* **Directions for this task**: Can you transcribe the data exactly? Leave the pictures out.
━━━━━━━━
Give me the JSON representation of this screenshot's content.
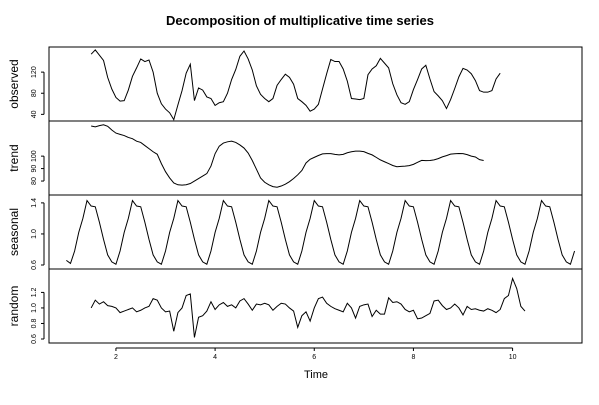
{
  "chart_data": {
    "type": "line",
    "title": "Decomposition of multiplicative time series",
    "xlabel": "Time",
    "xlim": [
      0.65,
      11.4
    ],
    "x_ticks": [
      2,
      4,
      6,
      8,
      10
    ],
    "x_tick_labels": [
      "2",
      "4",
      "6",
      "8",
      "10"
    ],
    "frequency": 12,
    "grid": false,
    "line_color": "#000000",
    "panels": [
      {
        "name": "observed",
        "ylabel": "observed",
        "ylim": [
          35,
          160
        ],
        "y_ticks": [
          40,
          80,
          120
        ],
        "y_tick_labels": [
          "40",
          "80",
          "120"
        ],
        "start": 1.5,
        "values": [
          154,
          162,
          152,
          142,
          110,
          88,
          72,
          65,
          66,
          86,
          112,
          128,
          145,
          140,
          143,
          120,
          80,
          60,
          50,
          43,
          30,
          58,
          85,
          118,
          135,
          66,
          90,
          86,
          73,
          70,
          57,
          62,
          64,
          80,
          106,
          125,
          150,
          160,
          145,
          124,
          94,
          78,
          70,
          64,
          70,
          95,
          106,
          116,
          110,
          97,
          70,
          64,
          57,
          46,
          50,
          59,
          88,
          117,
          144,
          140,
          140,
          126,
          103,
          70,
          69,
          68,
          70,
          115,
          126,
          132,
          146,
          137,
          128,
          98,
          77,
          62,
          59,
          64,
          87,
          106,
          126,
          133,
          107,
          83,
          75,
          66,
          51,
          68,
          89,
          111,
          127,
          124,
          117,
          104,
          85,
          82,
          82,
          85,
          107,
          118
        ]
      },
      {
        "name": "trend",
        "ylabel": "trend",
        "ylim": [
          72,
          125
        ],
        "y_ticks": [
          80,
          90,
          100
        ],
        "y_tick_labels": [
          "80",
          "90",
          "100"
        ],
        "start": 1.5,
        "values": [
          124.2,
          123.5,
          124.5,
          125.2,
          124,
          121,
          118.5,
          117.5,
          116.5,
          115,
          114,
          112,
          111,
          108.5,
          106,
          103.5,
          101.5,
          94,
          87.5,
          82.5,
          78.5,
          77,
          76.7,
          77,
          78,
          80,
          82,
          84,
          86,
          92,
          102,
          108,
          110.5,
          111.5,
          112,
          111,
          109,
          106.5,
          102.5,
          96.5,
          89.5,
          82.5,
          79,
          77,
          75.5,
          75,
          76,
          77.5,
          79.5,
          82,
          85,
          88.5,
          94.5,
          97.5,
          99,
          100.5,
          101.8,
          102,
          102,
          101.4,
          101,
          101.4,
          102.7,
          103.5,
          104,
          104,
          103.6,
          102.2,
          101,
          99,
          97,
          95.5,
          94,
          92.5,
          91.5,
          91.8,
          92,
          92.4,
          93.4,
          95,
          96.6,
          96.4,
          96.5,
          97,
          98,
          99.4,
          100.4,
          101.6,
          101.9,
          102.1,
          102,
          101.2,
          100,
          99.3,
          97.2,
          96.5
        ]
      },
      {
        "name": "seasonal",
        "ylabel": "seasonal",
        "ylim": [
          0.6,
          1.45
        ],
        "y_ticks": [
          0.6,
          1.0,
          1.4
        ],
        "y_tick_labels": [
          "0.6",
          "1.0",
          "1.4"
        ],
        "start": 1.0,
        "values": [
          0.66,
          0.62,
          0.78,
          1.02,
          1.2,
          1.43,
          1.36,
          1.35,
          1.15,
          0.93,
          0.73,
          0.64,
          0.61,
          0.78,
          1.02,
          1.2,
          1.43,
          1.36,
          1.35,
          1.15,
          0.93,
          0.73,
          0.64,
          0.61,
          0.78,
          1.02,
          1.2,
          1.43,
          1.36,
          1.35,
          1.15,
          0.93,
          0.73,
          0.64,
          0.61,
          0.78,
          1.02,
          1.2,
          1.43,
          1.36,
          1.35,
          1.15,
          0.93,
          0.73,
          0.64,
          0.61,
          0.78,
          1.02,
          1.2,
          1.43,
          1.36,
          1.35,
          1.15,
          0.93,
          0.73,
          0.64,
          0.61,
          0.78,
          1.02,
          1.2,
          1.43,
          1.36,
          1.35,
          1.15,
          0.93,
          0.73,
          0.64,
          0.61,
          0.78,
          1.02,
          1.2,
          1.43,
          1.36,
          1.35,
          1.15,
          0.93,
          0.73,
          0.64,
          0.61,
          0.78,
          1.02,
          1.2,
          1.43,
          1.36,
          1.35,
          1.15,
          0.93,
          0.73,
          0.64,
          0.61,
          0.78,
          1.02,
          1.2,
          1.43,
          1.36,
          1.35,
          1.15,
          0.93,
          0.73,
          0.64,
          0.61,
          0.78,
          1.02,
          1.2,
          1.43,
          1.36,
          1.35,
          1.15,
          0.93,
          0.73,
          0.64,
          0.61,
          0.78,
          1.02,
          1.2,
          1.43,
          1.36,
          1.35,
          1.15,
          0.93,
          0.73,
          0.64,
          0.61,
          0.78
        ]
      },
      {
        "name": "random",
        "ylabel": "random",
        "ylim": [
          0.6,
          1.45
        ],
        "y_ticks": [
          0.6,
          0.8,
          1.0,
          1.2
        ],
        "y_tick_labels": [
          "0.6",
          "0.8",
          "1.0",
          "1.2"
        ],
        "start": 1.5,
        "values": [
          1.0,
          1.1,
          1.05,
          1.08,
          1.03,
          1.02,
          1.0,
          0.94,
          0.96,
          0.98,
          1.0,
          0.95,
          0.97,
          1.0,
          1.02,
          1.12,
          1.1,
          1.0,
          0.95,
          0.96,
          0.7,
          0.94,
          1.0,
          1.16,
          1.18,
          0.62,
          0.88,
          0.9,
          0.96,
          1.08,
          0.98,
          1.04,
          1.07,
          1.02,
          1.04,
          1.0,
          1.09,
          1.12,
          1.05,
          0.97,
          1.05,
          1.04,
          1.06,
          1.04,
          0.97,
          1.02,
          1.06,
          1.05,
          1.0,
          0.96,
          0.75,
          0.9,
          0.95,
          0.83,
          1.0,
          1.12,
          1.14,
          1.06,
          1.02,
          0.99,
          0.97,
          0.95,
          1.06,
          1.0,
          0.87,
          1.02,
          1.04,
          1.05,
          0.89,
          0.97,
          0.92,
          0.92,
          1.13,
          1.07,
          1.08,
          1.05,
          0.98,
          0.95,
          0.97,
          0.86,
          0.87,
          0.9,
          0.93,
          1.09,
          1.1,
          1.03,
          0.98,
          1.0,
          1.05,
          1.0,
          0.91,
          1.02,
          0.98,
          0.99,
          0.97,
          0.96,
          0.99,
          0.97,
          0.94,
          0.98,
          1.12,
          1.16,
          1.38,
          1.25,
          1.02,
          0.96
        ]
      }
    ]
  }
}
━━━━━━━━
* **Answer in full**:
Give me the JSON representation of this screenshot's content.
{
  "chart_data": {
    "type": "line",
    "title": "Decomposition of multiplicative time series",
    "xlabel": "Time",
    "xlim": [
      0.65,
      11.4
    ],
    "x_ticks": [
      2,
      4,
      6,
      8,
      10
    ],
    "x_tick_labels": [
      "2",
      "4",
      "6",
      "8",
      "10"
    ],
    "frequency": 12,
    "grid": false,
    "line_color": "#000000",
    "panels": [
      {
        "name": "observed",
        "ylabel": "observed",
        "ylim": [
          35,
          160
        ],
        "y_ticks": [
          40,
          80,
          120
        ],
        "y_tick_labels": [
          "40",
          "80",
          "120"
        ],
        "start": 1.5,
        "values": [
          154,
          162,
          152,
          142,
          110,
          88,
          72,
          65,
          66,
          86,
          112,
          128,
          145,
          140,
          143,
          120,
          80,
          60,
          50,
          43,
          30,
          58,
          85,
          118,
          135,
          66,
          90,
          86,
          73,
          70,
          57,
          62,
          64,
          80,
          106,
          125,
          150,
          160,
          145,
          124,
          94,
          78,
          70,
          64,
          70,
          95,
          106,
          116,
          110,
          97,
          70,
          64,
          57,
          46,
          50,
          59,
          88,
          117,
          144,
          140,
          140,
          126,
          103,
          70,
          69,
          68,
          70,
          115,
          126,
          132,
          146,
          137,
          128,
          98,
          77,
          62,
          59,
          64,
          87,
          106,
          126,
          133,
          107,
          83,
          75,
          66,
          51,
          68,
          89,
          111,
          127,
          124,
          117,
          104,
          85,
          82,
          82,
          85,
          107,
          118
        ]
      },
      {
        "name": "trend",
        "ylabel": "trend",
        "ylim": [
          72,
          125
        ],
        "y_ticks": [
          80,
          90,
          100
        ],
        "y_tick_labels": [
          "80",
          "90",
          "100"
        ],
        "start": 1.5,
        "values": [
          124.2,
          123.5,
          124.5,
          125.2,
          124,
          121,
          118.5,
          117.5,
          116.5,
          115,
          114,
          112,
          111,
          108.5,
          106,
          103.5,
          101.5,
          94,
          87.5,
          82.5,
          78.5,
          77,
          76.7,
          77,
          78,
          80,
          82,
          84,
          86,
          92,
          102,
          108,
          110.5,
          111.5,
          112,
          111,
          109,
          106.5,
          102.5,
          96.5,
          89.5,
          82.5,
          79,
          77,
          75.5,
          75,
          76,
          77.5,
          79.5,
          82,
          85,
          88.5,
          94.5,
          97.5,
          99,
          100.5,
          101.8,
          102,
          102,
          101.4,
          101,
          101.4,
          102.7,
          103.5,
          104,
          104,
          103.6,
          102.2,
          101,
          99,
          97,
          95.5,
          94,
          92.5,
          91.5,
          91.8,
          92,
          92.4,
          93.4,
          95,
          96.6,
          96.4,
          96.5,
          97,
          98,
          99.4,
          100.4,
          101.6,
          101.9,
          102.1,
          102,
          101.2,
          100,
          99.3,
          97.2,
          96.5
        ]
      },
      {
        "name": "seasonal",
        "ylabel": "seasonal",
        "ylim": [
          0.6,
          1.45
        ],
        "y_ticks": [
          0.6,
          1.0,
          1.4
        ],
        "y_tick_labels": [
          "0.6",
          "1.0",
          "1.4"
        ],
        "start": 1.0,
        "values": [
          0.66,
          0.62,
          0.78,
          1.02,
          1.2,
          1.43,
          1.36,
          1.35,
          1.15,
          0.93,
          0.73,
          0.64,
          0.61,
          0.78,
          1.02,
          1.2,
          1.43,
          1.36,
          1.35,
          1.15,
          0.93,
          0.73,
          0.64,
          0.61,
          0.78,
          1.02,
          1.2,
          1.43,
          1.36,
          1.35,
          1.15,
          0.93,
          0.73,
          0.64,
          0.61,
          0.78,
          1.02,
          1.2,
          1.43,
          1.36,
          1.35,
          1.15,
          0.93,
          0.73,
          0.64,
          0.61,
          0.78,
          1.02,
          1.2,
          1.43,
          1.36,
          1.35,
          1.15,
          0.93,
          0.73,
          0.64,
          0.61,
          0.78,
          1.02,
          1.2,
          1.43,
          1.36,
          1.35,
          1.15,
          0.93,
          0.73,
          0.64,
          0.61,
          0.78,
          1.02,
          1.2,
          1.43,
          1.36,
          1.35,
          1.15,
          0.93,
          0.73,
          0.64,
          0.61,
          0.78,
          1.02,
          1.2,
          1.43,
          1.36,
          1.35,
          1.15,
          0.93,
          0.73,
          0.64,
          0.61,
          0.78,
          1.02,
          1.2,
          1.43,
          1.36,
          1.35,
          1.15,
          0.93,
          0.73,
          0.64,
          0.61,
          0.78,
          1.02,
          1.2,
          1.43,
          1.36,
          1.35,
          1.15,
          0.93,
          0.73,
          0.64,
          0.61,
          0.78,
          1.02,
          1.2,
          1.43,
          1.36,
          1.35,
          1.15,
          0.93,
          0.73,
          0.64,
          0.61,
          0.78
        ]
      },
      {
        "name": "random",
        "ylabel": "random",
        "ylim": [
          0.6,
          1.45
        ],
        "y_ticks": [
          0.6,
          0.8,
          1.0,
          1.2
        ],
        "y_tick_labels": [
          "0.6",
          "0.8",
          "1.0",
          "1.2"
        ],
        "start": 1.5,
        "values": [
          1.0,
          1.1,
          1.05,
          1.08,
          1.03,
          1.02,
          1.0,
          0.94,
          0.96,
          0.98,
          1.0,
          0.95,
          0.97,
          1.0,
          1.02,
          1.12,
          1.1,
          1.0,
          0.95,
          0.96,
          0.7,
          0.94,
          1.0,
          1.16,
          1.18,
          0.62,
          0.88,
          0.9,
          0.96,
          1.08,
          0.98,
          1.04,
          1.07,
          1.02,
          1.04,
          1.0,
          1.09,
          1.12,
          1.05,
          0.97,
          1.05,
          1.04,
          1.06,
          1.04,
          0.97,
          1.02,
          1.06,
          1.05,
          1.0,
          0.96,
          0.75,
          0.9,
          0.95,
          0.83,
          1.0,
          1.12,
          1.14,
          1.06,
          1.02,
          0.99,
          0.97,
          0.95,
          1.06,
          1.0,
          0.87,
          1.02,
          1.04,
          1.05,
          0.89,
          0.97,
          0.92,
          0.92,
          1.13,
          1.07,
          1.08,
          1.05,
          0.98,
          0.95,
          0.97,
          0.86,
          0.87,
          0.9,
          0.93,
          1.09,
          1.1,
          1.03,
          0.98,
          1.0,
          1.05,
          1.0,
          0.91,
          1.02,
          0.98,
          0.99,
          0.97,
          0.96,
          0.99,
          0.97,
          0.94,
          0.98,
          1.12,
          1.16,
          1.38,
          1.25,
          1.02,
          0.96
        ]
      }
    ]
  }
}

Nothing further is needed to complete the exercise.